PROBLEM DESCRIPTION:
Write out the listing beneath this instruction in its entirety, exactly as it reads.
═════ WORKING DATA ═════
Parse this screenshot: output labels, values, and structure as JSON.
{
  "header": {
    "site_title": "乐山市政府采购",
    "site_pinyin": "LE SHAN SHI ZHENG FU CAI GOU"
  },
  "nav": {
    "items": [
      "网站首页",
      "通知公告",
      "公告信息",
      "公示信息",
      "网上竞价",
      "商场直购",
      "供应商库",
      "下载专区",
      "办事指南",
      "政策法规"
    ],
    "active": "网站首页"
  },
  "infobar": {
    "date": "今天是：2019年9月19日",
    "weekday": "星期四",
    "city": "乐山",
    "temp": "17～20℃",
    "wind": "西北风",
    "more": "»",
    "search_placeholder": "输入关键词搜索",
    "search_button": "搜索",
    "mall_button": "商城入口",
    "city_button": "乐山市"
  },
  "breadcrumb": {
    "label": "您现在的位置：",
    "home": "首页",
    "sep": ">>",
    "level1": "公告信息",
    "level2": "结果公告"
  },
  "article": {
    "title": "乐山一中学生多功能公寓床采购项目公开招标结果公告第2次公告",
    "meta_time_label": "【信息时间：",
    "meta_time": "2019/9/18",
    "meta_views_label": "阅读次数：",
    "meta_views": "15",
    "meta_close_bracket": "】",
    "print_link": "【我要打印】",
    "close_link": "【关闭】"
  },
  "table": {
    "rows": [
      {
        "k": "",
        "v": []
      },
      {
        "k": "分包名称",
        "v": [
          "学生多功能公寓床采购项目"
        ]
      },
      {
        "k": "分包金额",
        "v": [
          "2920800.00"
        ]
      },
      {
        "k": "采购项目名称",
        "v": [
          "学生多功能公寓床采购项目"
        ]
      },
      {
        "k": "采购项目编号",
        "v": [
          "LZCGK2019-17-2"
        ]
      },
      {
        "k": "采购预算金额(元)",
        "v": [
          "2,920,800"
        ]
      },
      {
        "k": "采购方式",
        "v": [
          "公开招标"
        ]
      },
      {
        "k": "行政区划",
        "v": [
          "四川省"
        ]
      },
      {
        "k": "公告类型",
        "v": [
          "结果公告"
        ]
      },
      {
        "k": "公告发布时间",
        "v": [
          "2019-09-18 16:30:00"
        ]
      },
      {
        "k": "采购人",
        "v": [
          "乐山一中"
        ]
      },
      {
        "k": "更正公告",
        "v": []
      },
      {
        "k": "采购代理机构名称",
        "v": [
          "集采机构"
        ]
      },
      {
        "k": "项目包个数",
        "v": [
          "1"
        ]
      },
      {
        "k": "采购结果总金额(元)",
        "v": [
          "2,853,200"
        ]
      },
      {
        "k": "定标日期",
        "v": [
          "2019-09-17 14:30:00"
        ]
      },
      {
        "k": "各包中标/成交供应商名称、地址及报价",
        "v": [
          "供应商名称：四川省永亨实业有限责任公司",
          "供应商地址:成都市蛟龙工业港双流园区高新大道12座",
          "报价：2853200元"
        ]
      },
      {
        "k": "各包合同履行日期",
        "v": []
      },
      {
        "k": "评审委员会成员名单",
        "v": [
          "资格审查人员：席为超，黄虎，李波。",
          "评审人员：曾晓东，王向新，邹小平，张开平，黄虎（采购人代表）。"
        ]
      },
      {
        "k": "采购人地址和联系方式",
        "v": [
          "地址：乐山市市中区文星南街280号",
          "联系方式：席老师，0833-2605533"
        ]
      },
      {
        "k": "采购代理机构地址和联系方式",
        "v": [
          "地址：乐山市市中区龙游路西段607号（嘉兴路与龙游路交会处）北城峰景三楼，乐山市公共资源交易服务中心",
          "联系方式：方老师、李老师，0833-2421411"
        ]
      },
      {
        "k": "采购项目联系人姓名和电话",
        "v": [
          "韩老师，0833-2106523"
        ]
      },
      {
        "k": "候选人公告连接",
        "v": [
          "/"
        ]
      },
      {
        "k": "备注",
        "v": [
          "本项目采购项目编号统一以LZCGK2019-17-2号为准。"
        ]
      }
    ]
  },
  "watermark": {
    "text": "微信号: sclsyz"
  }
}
═════
OUTPUT OF THE EXERCISE:
Parse this screenshot: output labels, values, and structure as JSON.
{
  "header": {
    "site_title": "乐山市政府采购",
    "site_pinyin": "LE SHAN SHI ZHENG FU CAI GOU"
  },
  "nav": {
    "items": [
      "网站首页",
      "通知公告",
      "公告信息",
      "公示信息",
      "网上竞价",
      "商场直购",
      "供应商库",
      "下载专区",
      "办事指南",
      "政策法规"
    ],
    "active": "网站首页"
  },
  "infobar": {
    "date": "今天是：2019年9月19日",
    "weekday": "星期四",
    "city": "乐山",
    "temp": "17～20℃",
    "wind": "西北风",
    "more": "»",
    "search_placeholder": "输入关键词搜索",
    "search_button": "搜索",
    "mall_button": "商城入口",
    "city_button": "乐山市"
  },
  "breadcrumb": {
    "label": "您现在的位置：",
    "home": "首页",
    "sep": ">>",
    "level1": "公告信息",
    "level2": "结果公告"
  },
  "article": {
    "title": "乐山一中学生多功能公寓床采购项目公开招标结果公告第2次公告",
    "meta_time_label": "【信息时间：",
    "meta_time": "2019/9/18",
    "meta_views_label": "阅读次数：",
    "meta_views": "15",
    "meta_close_bracket": "】",
    "print_link": "【我要打印】",
    "close_link": "【关闭】"
  },
  "table": {
    "rows": [
      {
        "k": "",
        "v": []
      },
      {
        "k": "分包名称",
        "v": [
          "学生多功能公寓床采购项目"
        ]
      },
      {
        "k": "分包金额",
        "v": [
          "2920800.00"
        ]
      },
      {
        "k": "采购项目名称",
        "v": [
          "学生多功能公寓床采购项目"
        ]
      },
      {
        "k": "采购项目编号",
        "v": [
          "LZCGK2019-17-2"
        ]
      },
      {
        "k": "采购预算金额(元)",
        "v": [
          "2,920,800"
        ]
      },
      {
        "k": "采购方式",
        "v": [
          "公开招标"
        ]
      },
      {
        "k": "行政区划",
        "v": [
          "四川省"
        ]
      },
      {
        "k": "公告类型",
        "v": [
          "结果公告"
        ]
      },
      {
        "k": "公告发布时间",
        "v": [
          "2019-09-18 16:30:00"
        ]
      },
      {
        "k": "采购人",
        "v": [
          "乐山一中"
        ]
      },
      {
        "k": "更正公告",
        "v": []
      },
      {
        "k": "采购代理机构名称",
        "v": [
          "集采机构"
        ]
      },
      {
        "k": "项目包个数",
        "v": [
          "1"
        ]
      },
      {
        "k": "采购结果总金额(元)",
        "v": [
          "2,853,200"
        ]
      },
      {
        "k": "定标日期",
        "v": [
          "2019-09-17 14:30:00"
        ]
      },
      {
        "k": "各包中标/成交供应商名称、地址及报价",
        "v": [
          "供应商名称：四川省永亨实业有限责任公司",
          "供应商地址:成都市蛟龙工业港双流园区高新大道12座",
          "报价：2853200元"
        ]
      },
      {
        "k": "各包合同履行日期",
        "v": []
      },
      {
        "k": "评审委员会成员名单",
        "v": [
          "资格审查人员：席为超，黄虎，李波。",
          "评审人员：曾晓东，王向新，邹小平，张开平，黄虎（采购人代表）。"
        ]
      },
      {
        "k": "采购人地址和联系方式",
        "v": [
          "地址：乐山市市中区文星南街280号",
          "联系方式：席老师，0833-2605533"
        ]
      },
      {
        "k": "采购代理机构地址和联系方式",
        "v": [
          "地址：乐山市市中区龙游路西段607号（嘉兴路与龙游路交会处）北城峰景三楼，乐山市公共资源交易服务中心",
          "联系方式：方老师、李老师，0833-2421411"
        ]
      },
      {
        "k": "采购项目联系人姓名和电话",
        "v": [
          "韩老师，0833-2106523"
        ]
      },
      {
        "k": "候选人公告连接",
        "v": [
          "/"
        ]
      },
      {
        "k": "备注",
        "v": [
          "本项目采购项目编号统一以LZCGK2019-17-2号为准。"
        ]
      }
    ]
  },
  "watermark": {
    "text": "微信号: sclsyz"
  }
}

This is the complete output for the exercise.